start Records supplied
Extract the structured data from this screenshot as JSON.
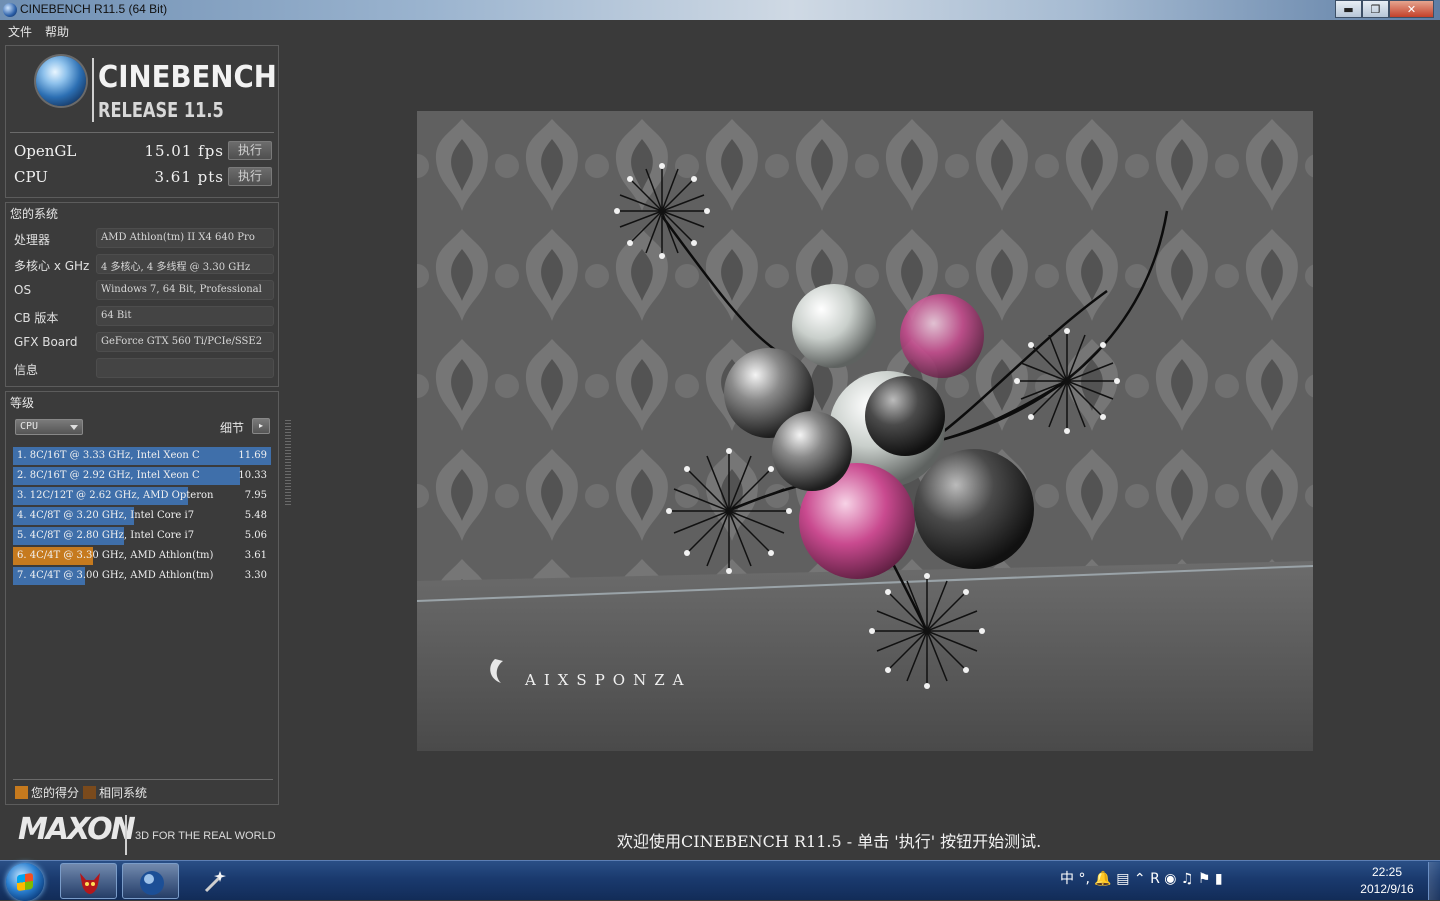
{
  "window": {
    "title": "CINEBENCH R11.5 (64 Bit)",
    "minimize": "▬",
    "restore": "❐",
    "close": "✕"
  },
  "menu": {
    "file": "文件",
    "help": "帮助"
  },
  "logo": {
    "title": "CINEBENCH",
    "release": "RELEASE 11.5"
  },
  "scores": {
    "opengl": {
      "label": "OpenGL",
      "value": "15.01 fps",
      "button": "执行"
    },
    "cpu": {
      "label": "CPU",
      "value": "3.61 pts",
      "button": "执行"
    }
  },
  "system": {
    "header": "您的系统",
    "rows": [
      {
        "key": "处理器",
        "value": "AMD Athlon(tm) II X4 640 Pro"
      },
      {
        "key": "多核心 x GHz",
        "value": "4 多核心, 4 多线程 @ 3.30 GHz"
      },
      {
        "key": "OS",
        "value": "Windows 7, 64 Bit, Professional"
      },
      {
        "key": "CB 版本",
        "value": "64 Bit"
      },
      {
        "key": "GFX Board",
        "value": "GeForce GTX 560 Ti/PCIe/SSE2"
      },
      {
        "key": "信息",
        "value": ""
      }
    ]
  },
  "ranking": {
    "header": "等级",
    "dropdown": "CPU",
    "detail_label": "细节",
    "detail_button": "▸",
    "items": [
      {
        "label": "1. 8C/16T @ 3.33 GHz, Intel Xeon C",
        "score": "11.69",
        "fraction": 1.0,
        "mine": false
      },
      {
        "label": "2. 8C/16T @ 2.92 GHz, Intel Xeon C",
        "score": "10.33",
        "fraction": 0.88,
        "mine": false
      },
      {
        "label": "3. 12C/12T @ 2.62 GHz, AMD Opteron",
        "score": "7.95",
        "fraction": 0.68,
        "mine": false
      },
      {
        "label": "4. 4C/8T @ 3.20 GHz, Intel Core i7",
        "score": "5.48",
        "fraction": 0.47,
        "mine": false
      },
      {
        "label": "5. 4C/8T @ 2.80 GHz, Intel Core i7",
        "score": "5.06",
        "fraction": 0.43,
        "mine": false
      },
      {
        "label": "6. 4C/4T @ 3.30 GHz, AMD Athlon(tm)",
        "score": "3.61",
        "fraction": 0.31,
        "mine": true
      },
      {
        "label": "7. 4C/4T @ 3.00 GHz, AMD Athlon(tm)",
        "score": "3.30",
        "fraction": 0.28,
        "mine": false
      }
    ],
    "legend_mine": "您的得分",
    "legend_similar": "相同系统"
  },
  "footer": {
    "brand": "MAXON",
    "tagline": "3D FOR THE REAL WORLD"
  },
  "render": {
    "watermark": "AIXSPONZA"
  },
  "status": "欢迎使用CINEBENCH R11.5 - 单击 '执行' 按钮开始测试.",
  "taskbar": {
    "tray": "中 °, 🔔 ▤ ⌃ R ◉ ♫ ⚑ ▮",
    "time": "22:25",
    "date": "2012/9/16"
  },
  "colors": {
    "bar_blue": "#3f6faa",
    "bar_mine": "#c67a1e",
    "similar": "#7a4a1c"
  }
}
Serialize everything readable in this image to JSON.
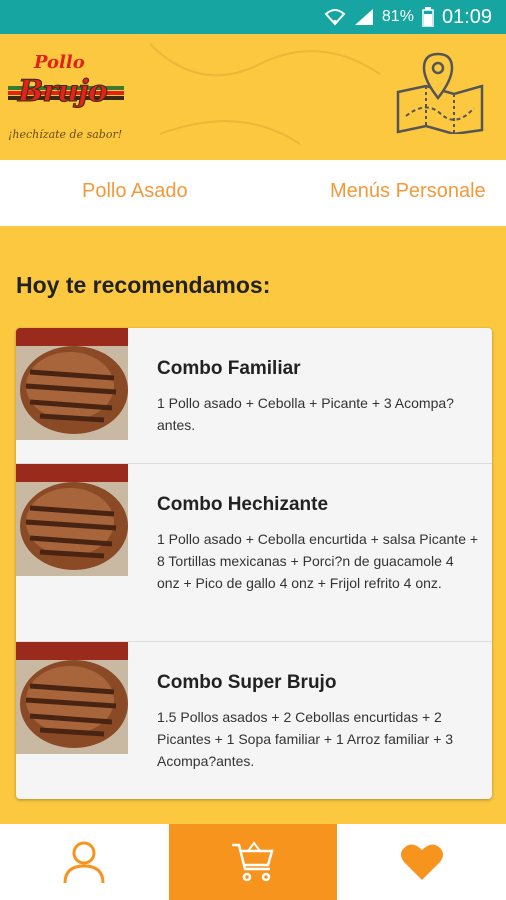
{
  "status_bar": {
    "battery": "81%",
    "time": "01:09"
  },
  "header": {
    "logo": {
      "word1": "Pollo",
      "word2": "Brujo",
      "tagline": "¡hechízate de sabor!"
    },
    "map_icon": "map-pin-icon"
  },
  "tabs": [
    {
      "label": "Pollo Asado"
    },
    {
      "label": "Menús Personale"
    }
  ],
  "main": {
    "section_title": "Hoy te recomendamos:",
    "items": [
      {
        "title": "Combo Familiar",
        "description": "1 Pollo asado + Cebolla + Picante + 3 Acompa?antes."
      },
      {
        "title": "Combo Hechizante",
        "description": "1 Pollo asado + Cebolla encurtida + salsa Picante + 8 Tortillas mexicanas + Porci?n de guacamole 4 onz + Pico de gallo 4 onz + Frijol refrito 4 onz."
      },
      {
        "title": "Combo Super Brujo",
        "description": "1.5 Pollos asados + 2 Cebollas encurtidas + 2 Picantes + 1 Sopa familiar + 1 Arroz familiar + 3 Acompa?antes."
      }
    ]
  },
  "bottom_nav": [
    {
      "icon": "user-icon"
    },
    {
      "icon": "cart-icon",
      "active": true
    },
    {
      "icon": "heart-icon"
    }
  ],
  "colors": {
    "status_bar": "#17a5a2",
    "background": "#fbc83f",
    "accent": "#f7941e",
    "tab_text": "#f29a3a",
    "logo_red": "#e2231a"
  }
}
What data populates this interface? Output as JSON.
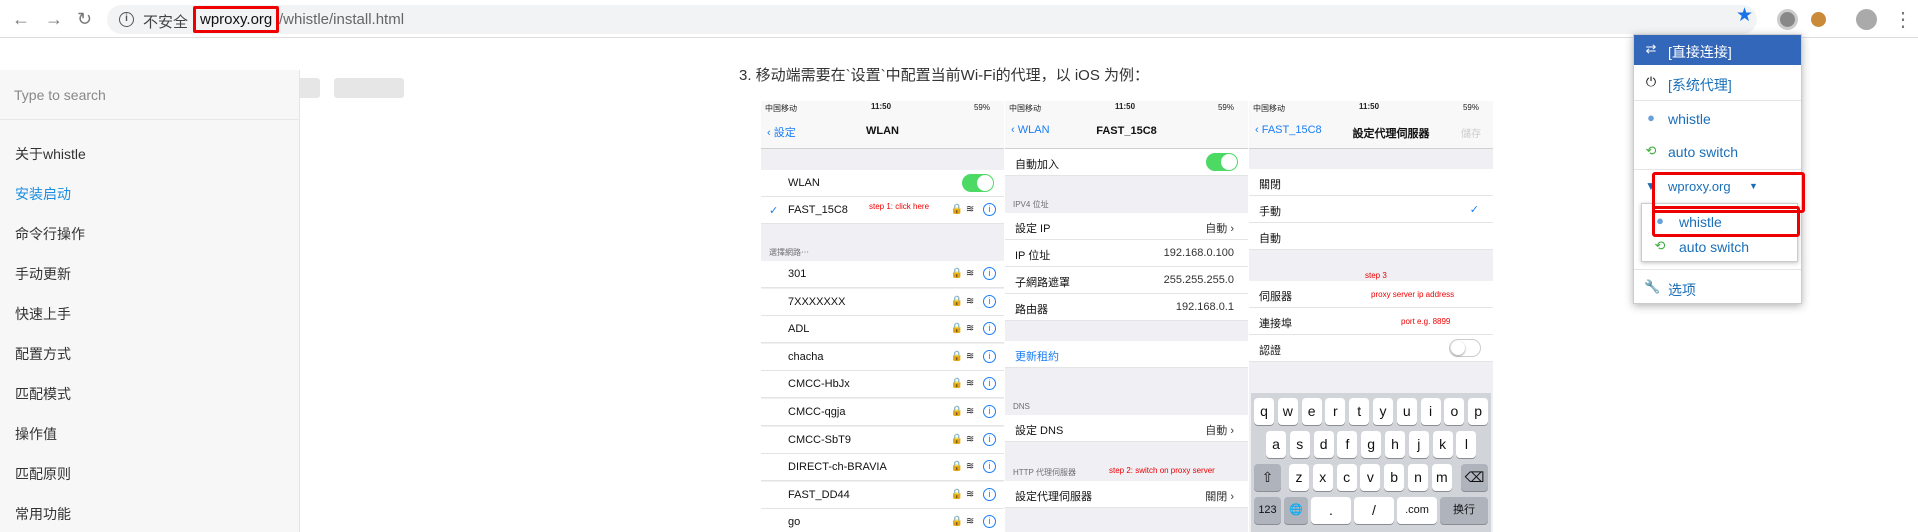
{
  "browser": {
    "security_label": "不安全",
    "url_host": "wproxy.org",
    "url_path": "/whistle/install.html"
  },
  "sidebar": {
    "search_placeholder": "Type to search",
    "items": [
      {
        "label": "关于whistle"
      },
      {
        "label": "安装启动",
        "active": true
      },
      {
        "label": "命令行操作"
      },
      {
        "label": "手动更新"
      },
      {
        "label": "快速上手"
      },
      {
        "label": "配置方式"
      },
      {
        "label": "匹配模式"
      },
      {
        "label": "操作值"
      },
      {
        "label": "匹配原则"
      },
      {
        "label": "常用功能"
      }
    ]
  },
  "content": {
    "step_text": "3. 移动端需要在`设置`中配置当前Wi-Fi的代理，以 iOS 为例："
  },
  "ios": {
    "status": {
      "carrier": "中国移动",
      "time": "11:50",
      "battery": "59%"
    },
    "screen1": {
      "back": "設定",
      "title": "WLAN",
      "wlan_label": "WLAN",
      "connected": "FAST_15C8",
      "step1": "step 1: click here",
      "choose_network": "選擇網路⋯",
      "networks": [
        "301",
        "7XXXXXXX",
        "ADL",
        "chacha",
        "CMCC-HbJx",
        "CMCC-qgja",
        "CMCC-SbT9",
        "DIRECT-ch-BRAVIA",
        "FAST_DD44",
        "go"
      ]
    },
    "screen2": {
      "back": "WLAN",
      "title": "FAST_15C8",
      "auto_join": "自動加入",
      "ipv4_header": "IPV4 位址",
      "rows": [
        {
          "label": "設定 IP",
          "value": "自動"
        },
        {
          "label": "IP 位址",
          "value": "192.168.0.100"
        },
        {
          "label": "子網路遮罩",
          "value": "255.255.255.0"
        },
        {
          "label": "路由器",
          "value": "192.168.0.1"
        }
      ],
      "renew": "更新租約",
      "dns_header": "DNS",
      "dns_label": "設定 DNS",
      "dns_value": "自動",
      "http_header": "HTTP 代理伺服器",
      "step2": "step 2: switch on proxy server",
      "proxy_label": "設定代理伺服器",
      "proxy_value": "關閉"
    },
    "screen3": {
      "back": "FAST_15C8",
      "title": "設定代理伺服器",
      "save": "儲存",
      "options": [
        "關閉",
        "手動",
        "自動"
      ],
      "step3": "step 3",
      "server_label": "伺服器",
      "server_hint": "proxy server ip address",
      "port_label": "連接埠",
      "port_hint": "port e.g. 8899",
      "auth_label": "認證"
    },
    "keyboard": {
      "row1": [
        "q",
        "w",
        "e",
        "r",
        "t",
        "y",
        "u",
        "i",
        "o",
        "p"
      ],
      "row2": [
        "a",
        "s",
        "d",
        "f",
        "g",
        "h",
        "j",
        "k",
        "l"
      ],
      "row3": [
        "z",
        "x",
        "c",
        "v",
        "b",
        "n",
        "m"
      ],
      "num": "123",
      "dot": ".",
      "slash": "/",
      "com": ".com",
      "return": "换行"
    }
  },
  "popup": {
    "direct": "[直接连接]",
    "system": "[系统代理]",
    "whistle": "whistle",
    "auto_switch": "auto switch",
    "wproxy": "wproxy.org",
    "sub_whistle": "whistle",
    "sub_auto_switch": "auto switch",
    "options": "选项"
  },
  "colors": {
    "accent": "#1a73e8",
    "popup_active": "#3367b9",
    "highlight_red": "#e00000",
    "ios_green": "#4cd964"
  }
}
end Records supplied
> Aim of the exercise
Count the lines of the data that contain the string "this", and reply with that number alone.

> Result
3